[start of Available data]
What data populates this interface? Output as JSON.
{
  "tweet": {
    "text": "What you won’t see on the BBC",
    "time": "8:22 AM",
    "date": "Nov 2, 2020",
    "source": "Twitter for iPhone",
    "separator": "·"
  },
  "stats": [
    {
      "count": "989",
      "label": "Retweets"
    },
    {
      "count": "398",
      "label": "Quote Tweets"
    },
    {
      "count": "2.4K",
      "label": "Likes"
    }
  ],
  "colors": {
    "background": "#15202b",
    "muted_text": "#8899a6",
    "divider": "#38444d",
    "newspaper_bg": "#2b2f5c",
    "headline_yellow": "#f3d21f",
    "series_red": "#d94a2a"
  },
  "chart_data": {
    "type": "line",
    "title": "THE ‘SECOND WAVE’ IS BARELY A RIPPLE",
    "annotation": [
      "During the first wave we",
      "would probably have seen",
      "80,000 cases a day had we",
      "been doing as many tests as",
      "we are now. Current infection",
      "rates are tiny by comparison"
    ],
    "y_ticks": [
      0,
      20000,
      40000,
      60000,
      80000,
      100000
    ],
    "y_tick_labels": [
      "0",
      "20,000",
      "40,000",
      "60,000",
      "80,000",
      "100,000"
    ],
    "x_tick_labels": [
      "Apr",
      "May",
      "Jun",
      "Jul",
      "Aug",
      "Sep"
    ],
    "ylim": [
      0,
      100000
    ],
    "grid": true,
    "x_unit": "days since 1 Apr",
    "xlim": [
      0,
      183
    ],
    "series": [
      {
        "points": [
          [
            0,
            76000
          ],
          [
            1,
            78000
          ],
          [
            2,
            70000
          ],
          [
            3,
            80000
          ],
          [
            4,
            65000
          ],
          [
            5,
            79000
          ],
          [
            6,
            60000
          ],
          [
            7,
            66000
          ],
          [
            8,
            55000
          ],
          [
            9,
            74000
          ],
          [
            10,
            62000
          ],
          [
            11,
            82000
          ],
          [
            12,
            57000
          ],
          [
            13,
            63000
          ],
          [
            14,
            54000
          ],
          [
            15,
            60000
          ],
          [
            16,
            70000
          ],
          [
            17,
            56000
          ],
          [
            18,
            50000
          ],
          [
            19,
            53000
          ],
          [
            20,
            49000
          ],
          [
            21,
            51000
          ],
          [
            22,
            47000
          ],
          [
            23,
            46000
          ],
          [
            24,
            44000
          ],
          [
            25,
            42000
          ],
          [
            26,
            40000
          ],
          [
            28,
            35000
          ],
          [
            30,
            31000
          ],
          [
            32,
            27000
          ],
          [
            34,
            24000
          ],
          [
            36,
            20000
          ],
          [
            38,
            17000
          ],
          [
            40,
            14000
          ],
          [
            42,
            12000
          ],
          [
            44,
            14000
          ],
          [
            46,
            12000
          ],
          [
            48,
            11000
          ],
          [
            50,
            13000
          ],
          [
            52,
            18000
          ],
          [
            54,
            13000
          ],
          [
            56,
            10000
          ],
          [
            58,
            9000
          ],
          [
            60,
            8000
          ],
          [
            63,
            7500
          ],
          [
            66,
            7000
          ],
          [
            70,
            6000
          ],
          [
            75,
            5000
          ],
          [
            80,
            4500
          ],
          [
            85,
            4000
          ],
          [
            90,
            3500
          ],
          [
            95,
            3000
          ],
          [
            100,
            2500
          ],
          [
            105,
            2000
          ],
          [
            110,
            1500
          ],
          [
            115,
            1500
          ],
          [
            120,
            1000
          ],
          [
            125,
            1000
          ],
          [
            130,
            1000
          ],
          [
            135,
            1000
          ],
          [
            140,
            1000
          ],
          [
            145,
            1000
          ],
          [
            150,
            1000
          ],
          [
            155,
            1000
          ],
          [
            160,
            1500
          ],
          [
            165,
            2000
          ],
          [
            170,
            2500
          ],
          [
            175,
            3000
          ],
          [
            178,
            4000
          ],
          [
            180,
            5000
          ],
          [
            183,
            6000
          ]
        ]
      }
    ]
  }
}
[end of Available data]
_What you have to do:_ Return every entry exactly as given.

_In response:_
What data populates this interface? Output as JSON.
{
  "tweet": {
    "text": "What you won’t see on the BBC",
    "time": "8:22 AM",
    "date": "Nov 2, 2020",
    "source": "Twitter for iPhone",
    "separator": "·"
  },
  "stats": [
    {
      "count": "989",
      "label": "Retweets"
    },
    {
      "count": "398",
      "label": "Quote Tweets"
    },
    {
      "count": "2.4K",
      "label": "Likes"
    }
  ],
  "colors": {
    "background": "#15202b",
    "muted_text": "#8899a6",
    "divider": "#38444d",
    "newspaper_bg": "#2b2f5c",
    "headline_yellow": "#f3d21f",
    "series_red": "#d94a2a"
  },
  "chart_data": {
    "type": "line",
    "title": "THE ‘SECOND WAVE’ IS BARELY A RIPPLE",
    "annotation": [
      "During the first wave we",
      "would probably have seen",
      "80,000 cases a day had we",
      "been doing as many tests as",
      "we are now. Current infection",
      "rates are tiny by comparison"
    ],
    "y_ticks": [
      0,
      20000,
      40000,
      60000,
      80000,
      100000
    ],
    "y_tick_labels": [
      "0",
      "20,000",
      "40,000",
      "60,000",
      "80,000",
      "100,000"
    ],
    "x_tick_labels": [
      "Apr",
      "May",
      "Jun",
      "Jul",
      "Aug",
      "Sep"
    ],
    "ylim": [
      0,
      100000
    ],
    "grid": true,
    "x_unit": "days since 1 Apr",
    "xlim": [
      0,
      183
    ],
    "series": [
      {
        "points": [
          [
            0,
            76000
          ],
          [
            1,
            78000
          ],
          [
            2,
            70000
          ],
          [
            3,
            80000
          ],
          [
            4,
            65000
          ],
          [
            5,
            79000
          ],
          [
            6,
            60000
          ],
          [
            7,
            66000
          ],
          [
            8,
            55000
          ],
          [
            9,
            74000
          ],
          [
            10,
            62000
          ],
          [
            11,
            82000
          ],
          [
            12,
            57000
          ],
          [
            13,
            63000
          ],
          [
            14,
            54000
          ],
          [
            15,
            60000
          ],
          [
            16,
            70000
          ],
          [
            17,
            56000
          ],
          [
            18,
            50000
          ],
          [
            19,
            53000
          ],
          [
            20,
            49000
          ],
          [
            21,
            51000
          ],
          [
            22,
            47000
          ],
          [
            23,
            46000
          ],
          [
            24,
            44000
          ],
          [
            25,
            42000
          ],
          [
            26,
            40000
          ],
          [
            28,
            35000
          ],
          [
            30,
            31000
          ],
          [
            32,
            27000
          ],
          [
            34,
            24000
          ],
          [
            36,
            20000
          ],
          [
            38,
            17000
          ],
          [
            40,
            14000
          ],
          [
            42,
            12000
          ],
          [
            44,
            14000
          ],
          [
            46,
            12000
          ],
          [
            48,
            11000
          ],
          [
            50,
            13000
          ],
          [
            52,
            18000
          ],
          [
            54,
            13000
          ],
          [
            56,
            10000
          ],
          [
            58,
            9000
          ],
          [
            60,
            8000
          ],
          [
            63,
            7500
          ],
          [
            66,
            7000
          ],
          [
            70,
            6000
          ],
          [
            75,
            5000
          ],
          [
            80,
            4500
          ],
          [
            85,
            4000
          ],
          [
            90,
            3500
          ],
          [
            95,
            3000
          ],
          [
            100,
            2500
          ],
          [
            105,
            2000
          ],
          [
            110,
            1500
          ],
          [
            115,
            1500
          ],
          [
            120,
            1000
          ],
          [
            125,
            1000
          ],
          [
            130,
            1000
          ],
          [
            135,
            1000
          ],
          [
            140,
            1000
          ],
          [
            145,
            1000
          ],
          [
            150,
            1000
          ],
          [
            155,
            1000
          ],
          [
            160,
            1500
          ],
          [
            165,
            2000
          ],
          [
            170,
            2500
          ],
          [
            175,
            3000
          ],
          [
            178,
            4000
          ],
          [
            180,
            5000
          ],
          [
            183,
            6000
          ]
        ]
      }
    ]
  }
}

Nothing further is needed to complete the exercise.